Records shown:
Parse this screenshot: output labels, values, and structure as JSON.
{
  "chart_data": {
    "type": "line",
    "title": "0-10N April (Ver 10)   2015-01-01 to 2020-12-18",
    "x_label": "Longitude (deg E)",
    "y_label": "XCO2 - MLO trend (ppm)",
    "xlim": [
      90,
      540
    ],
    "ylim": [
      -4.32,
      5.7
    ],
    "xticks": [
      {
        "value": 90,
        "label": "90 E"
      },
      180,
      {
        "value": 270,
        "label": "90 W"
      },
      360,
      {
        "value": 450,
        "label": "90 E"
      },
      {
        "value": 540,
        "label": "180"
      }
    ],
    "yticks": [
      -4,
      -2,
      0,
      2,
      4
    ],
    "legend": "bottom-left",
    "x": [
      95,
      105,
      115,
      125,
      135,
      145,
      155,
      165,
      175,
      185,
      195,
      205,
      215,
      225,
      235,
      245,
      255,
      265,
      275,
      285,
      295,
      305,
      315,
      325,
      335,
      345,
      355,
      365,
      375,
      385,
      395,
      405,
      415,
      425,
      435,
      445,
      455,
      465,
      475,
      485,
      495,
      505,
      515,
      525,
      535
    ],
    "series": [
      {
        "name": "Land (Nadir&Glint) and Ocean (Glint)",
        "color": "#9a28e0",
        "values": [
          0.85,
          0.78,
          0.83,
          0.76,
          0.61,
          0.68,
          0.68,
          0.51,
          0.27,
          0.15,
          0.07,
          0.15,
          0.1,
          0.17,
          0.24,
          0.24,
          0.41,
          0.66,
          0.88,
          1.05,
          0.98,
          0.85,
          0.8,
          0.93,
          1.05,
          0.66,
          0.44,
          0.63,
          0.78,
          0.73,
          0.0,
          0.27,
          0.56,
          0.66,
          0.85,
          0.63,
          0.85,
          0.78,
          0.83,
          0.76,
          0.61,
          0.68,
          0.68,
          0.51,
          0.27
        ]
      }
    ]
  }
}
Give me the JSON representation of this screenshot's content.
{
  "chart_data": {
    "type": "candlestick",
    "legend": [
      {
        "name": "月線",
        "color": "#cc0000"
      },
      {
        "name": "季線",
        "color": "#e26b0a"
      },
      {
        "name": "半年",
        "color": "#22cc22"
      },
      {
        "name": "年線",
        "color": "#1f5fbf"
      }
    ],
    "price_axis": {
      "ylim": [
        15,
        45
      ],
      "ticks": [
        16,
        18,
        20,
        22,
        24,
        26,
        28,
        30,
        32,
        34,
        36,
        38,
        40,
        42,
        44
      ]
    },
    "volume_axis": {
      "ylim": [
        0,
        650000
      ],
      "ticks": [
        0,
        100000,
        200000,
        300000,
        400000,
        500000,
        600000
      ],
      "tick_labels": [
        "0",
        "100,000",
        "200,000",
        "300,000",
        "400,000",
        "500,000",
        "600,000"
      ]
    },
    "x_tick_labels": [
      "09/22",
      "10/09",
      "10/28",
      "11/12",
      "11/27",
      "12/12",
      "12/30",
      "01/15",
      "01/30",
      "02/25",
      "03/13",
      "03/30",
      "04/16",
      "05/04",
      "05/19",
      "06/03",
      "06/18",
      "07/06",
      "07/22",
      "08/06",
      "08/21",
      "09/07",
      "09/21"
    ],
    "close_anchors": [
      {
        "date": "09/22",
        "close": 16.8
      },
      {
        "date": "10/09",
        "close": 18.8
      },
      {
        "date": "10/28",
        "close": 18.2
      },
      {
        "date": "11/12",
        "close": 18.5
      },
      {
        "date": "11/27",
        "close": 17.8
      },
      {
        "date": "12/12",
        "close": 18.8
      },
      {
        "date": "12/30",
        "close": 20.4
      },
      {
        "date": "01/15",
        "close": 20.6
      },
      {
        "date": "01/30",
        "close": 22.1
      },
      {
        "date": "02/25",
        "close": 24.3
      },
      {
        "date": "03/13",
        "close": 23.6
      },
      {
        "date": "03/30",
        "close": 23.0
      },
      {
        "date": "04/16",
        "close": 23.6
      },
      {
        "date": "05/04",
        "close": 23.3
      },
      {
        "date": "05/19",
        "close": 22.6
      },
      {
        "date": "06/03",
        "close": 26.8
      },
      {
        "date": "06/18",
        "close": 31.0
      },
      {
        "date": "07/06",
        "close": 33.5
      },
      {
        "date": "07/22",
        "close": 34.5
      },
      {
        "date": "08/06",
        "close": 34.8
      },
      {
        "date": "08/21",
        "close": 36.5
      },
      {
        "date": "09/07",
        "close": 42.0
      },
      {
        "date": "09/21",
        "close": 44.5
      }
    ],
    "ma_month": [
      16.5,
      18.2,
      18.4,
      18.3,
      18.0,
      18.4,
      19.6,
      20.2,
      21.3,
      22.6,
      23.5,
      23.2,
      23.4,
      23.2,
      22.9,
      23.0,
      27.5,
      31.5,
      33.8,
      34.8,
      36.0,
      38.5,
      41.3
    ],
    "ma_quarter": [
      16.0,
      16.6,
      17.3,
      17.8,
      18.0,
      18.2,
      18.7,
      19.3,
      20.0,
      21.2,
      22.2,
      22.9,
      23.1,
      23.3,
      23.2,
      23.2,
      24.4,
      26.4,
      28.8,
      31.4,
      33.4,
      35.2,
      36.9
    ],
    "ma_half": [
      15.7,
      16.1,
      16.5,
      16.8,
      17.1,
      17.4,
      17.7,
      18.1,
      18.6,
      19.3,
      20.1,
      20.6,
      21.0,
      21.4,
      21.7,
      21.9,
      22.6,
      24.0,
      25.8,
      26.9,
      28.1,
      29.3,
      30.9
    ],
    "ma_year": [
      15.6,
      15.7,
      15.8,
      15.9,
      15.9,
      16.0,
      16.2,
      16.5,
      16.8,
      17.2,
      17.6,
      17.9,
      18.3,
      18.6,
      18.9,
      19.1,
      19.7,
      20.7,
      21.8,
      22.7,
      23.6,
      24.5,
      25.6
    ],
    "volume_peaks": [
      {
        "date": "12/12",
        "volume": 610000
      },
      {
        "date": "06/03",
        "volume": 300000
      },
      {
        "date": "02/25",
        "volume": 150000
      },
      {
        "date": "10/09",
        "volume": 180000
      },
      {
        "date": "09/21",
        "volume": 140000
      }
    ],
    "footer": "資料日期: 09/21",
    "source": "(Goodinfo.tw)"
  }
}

Task brief:
Copy every record above exactly as it appears.

Solution to the problem:
Parse this screenshot: output labels, values, and structure as JSON.
{
  "chart_data": {
    "type": "line",
    "title": "0-10N April (Ver 10)   2015-01-01 to 2020-12-18",
    "x_label": "Longitude (deg E)",
    "y_label": "XCO2 - MLO trend (ppm)",
    "xlim": [
      90,
      540
    ],
    "ylim": [
      -4.32,
      5.7
    ],
    "xticks": [
      {
        "value": 90,
        "label": "90 E"
      },
      180,
      {
        "value": 270,
        "label": "90 W"
      },
      360,
      {
        "value": 450,
        "label": "90 E"
      },
      {
        "value": 540,
        "label": "180"
      }
    ],
    "yticks": [
      -4,
      -2,
      0,
      2,
      4
    ],
    "legend": "bottom-left",
    "x": [
      95,
      105,
      115,
      125,
      135,
      145,
      155,
      165,
      175,
      185,
      195,
      205,
      215,
      225,
      235,
      245,
      255,
      265,
      275,
      285,
      295,
      305,
      315,
      325,
      335,
      345,
      355,
      365,
      375,
      385,
      395,
      405,
      415,
      425,
      435,
      445,
      455,
      465,
      475,
      485,
      495,
      505,
      515,
      525,
      535
    ],
    "series": [
      {
        "name": "Land (Nadir&Glint) and Ocean (Glint)",
        "color": "#9a28e0",
        "values": [
          0.85,
          0.78,
          0.83,
          0.76,
          0.61,
          0.68,
          0.68,
          0.51,
          0.27,
          0.15,
          0.07,
          0.15,
          0.1,
          0.17,
          0.24,
          0.24,
          0.41,
          0.66,
          0.88,
          1.05,
          0.98,
          0.85,
          0.8,
          0.93,
          1.05,
          0.66,
          0.44,
          0.63,
          0.78,
          0.73,
          0.0,
          0.27,
          0.56,
          0.66,
          0.85,
          0.63,
          0.85,
          0.78,
          0.83,
          0.76,
          0.61,
          0.68,
          0.68,
          0.51,
          0.27
        ]
      }
    ]
  }
}
Give me the JSON representation of this screenshot's content.
{
  "chart_data": {
    "type": "candlestick",
    "legend": [
      {
        "name": "月線",
        "color": "#cc0000"
      },
      {
        "name": "季線",
        "color": "#e26b0a"
      },
      {
        "name": "半年",
        "color": "#22cc22"
      },
      {
        "name": "年線",
        "color": "#1f5fbf"
      }
    ],
    "price_axis": {
      "ylim": [
        15,
        45
      ],
      "ticks": [
        16,
        18,
        20,
        22,
        24,
        26,
        28,
        30,
        32,
        34,
        36,
        38,
        40,
        42,
        44
      ]
    },
    "volume_axis": {
      "ylim": [
        0,
        650000
      ],
      "ticks": [
        0,
        100000,
        200000,
        300000,
        400000,
        500000,
        600000
      ],
      "tick_labels": [
        "0",
        "100,000",
        "200,000",
        "300,000",
        "400,000",
        "500,000",
        "600,000"
      ]
    },
    "x_tick_labels": [
      "09/22",
      "10/09",
      "10/28",
      "11/12",
      "11/27",
      "12/12",
      "12/30",
      "01/15",
      "01/30",
      "02/25",
      "03/13",
      "03/30",
      "04/16",
      "05/04",
      "05/19",
      "06/03",
      "06/18",
      "07/06",
      "07/22",
      "08/06",
      "08/21",
      "09/07",
      "09/21"
    ],
    "close_anchors": [
      {
        "date": "09/22",
        "close": 16.8
      },
      {
        "date": "10/09",
        "close": 18.8
      },
      {
        "date": "10/28",
        "close": 18.2
      },
      {
        "date": "11/12",
        "close": 18.5
      },
      {
        "date": "11/27",
        "close": 17.8
      },
      {
        "date": "12/12",
        "close": 18.8
      },
      {
        "date": "12/30",
        "close": 20.4
      },
      {
        "date": "01/15",
        "close": 20.6
      },
      {
        "date": "01/30",
        "close": 22.1
      },
      {
        "date": "02/25",
        "close": 24.3
      },
      {
        "date": "03/13",
        "close": 23.6
      },
      {
        "date": "03/30",
        "close": 23.0
      },
      {
        "date": "04/16",
        "close": 23.6
      },
      {
        "date": "05/04",
        "close": 23.3
      },
      {
        "date": "05/19",
        "close": 22.6
      },
      {
        "date": "06/03",
        "close": 26.8
      },
      {
        "date": "06/18",
        "close": 31.0
      },
      {
        "date": "07/06",
        "close": 33.5
      },
      {
        "date": "07/22",
        "close": 34.5
      },
      {
        "date": "08/06",
        "close": 34.8
      },
      {
        "date": "08/21",
        "close": 36.5
      },
      {
        "date": "09/07",
        "close": 42.0
      },
      {
        "date": "09/21",
        "close": 44.5
      }
    ],
    "ma_month": [
      16.5,
      18.2,
      18.4,
      18.3,
      18.0,
      18.4,
      19.6,
      20.2,
      21.3,
      22.6,
      23.5,
      23.2,
      23.4,
      23.2,
      22.9,
      23.0,
      27.5,
      31.5,
      33.8,
      34.8,
      36.0,
      38.5,
      41.3
    ],
    "ma_quarter": [
      16.0,
      16.6,
      17.3,
      17.8,
      18.0,
      18.2,
      18.7,
      19.3,
      20.0,
      21.2,
      22.2,
      22.9,
      23.1,
      23.3,
      23.2,
      23.2,
      24.4,
      26.4,
      28.8,
      31.4,
      33.4,
      35.2,
      36.9
    ],
    "ma_half": [
      15.7,
      16.1,
      16.5,
      16.8,
      17.1,
      17.4,
      17.7,
      18.1,
      18.6,
      19.3,
      20.1,
      20.6,
      21.0,
      21.4,
      21.7,
      21.9,
      22.6,
      24.0,
      25.8,
      26.9,
      28.1,
      29.3,
      30.9
    ],
    "ma_year": [
      15.6,
      15.7,
      15.8,
      15.9,
      15.9,
      16.0,
      16.2,
      16.5,
      16.8,
      17.2,
      17.6,
      17.9,
      18.3,
      18.6,
      18.9,
      19.1,
      19.7,
      20.7,
      21.8,
      22.7,
      23.6,
      24.5,
      25.6
    ],
    "volume_peaks": [
      {
        "date": "12/12",
        "volume": 610000
      },
      {
        "date": "06/03",
        "volume": 300000
      },
      {
        "date": "02/25",
        "volume": 150000
      },
      {
        "date": "10/09",
        "volume": 180000
      },
      {
        "date": "09/21",
        "volume": 140000
      }
    ],
    "footer": "資料日期: 09/21",
    "source": "(Goodinfo.tw)"
  }
}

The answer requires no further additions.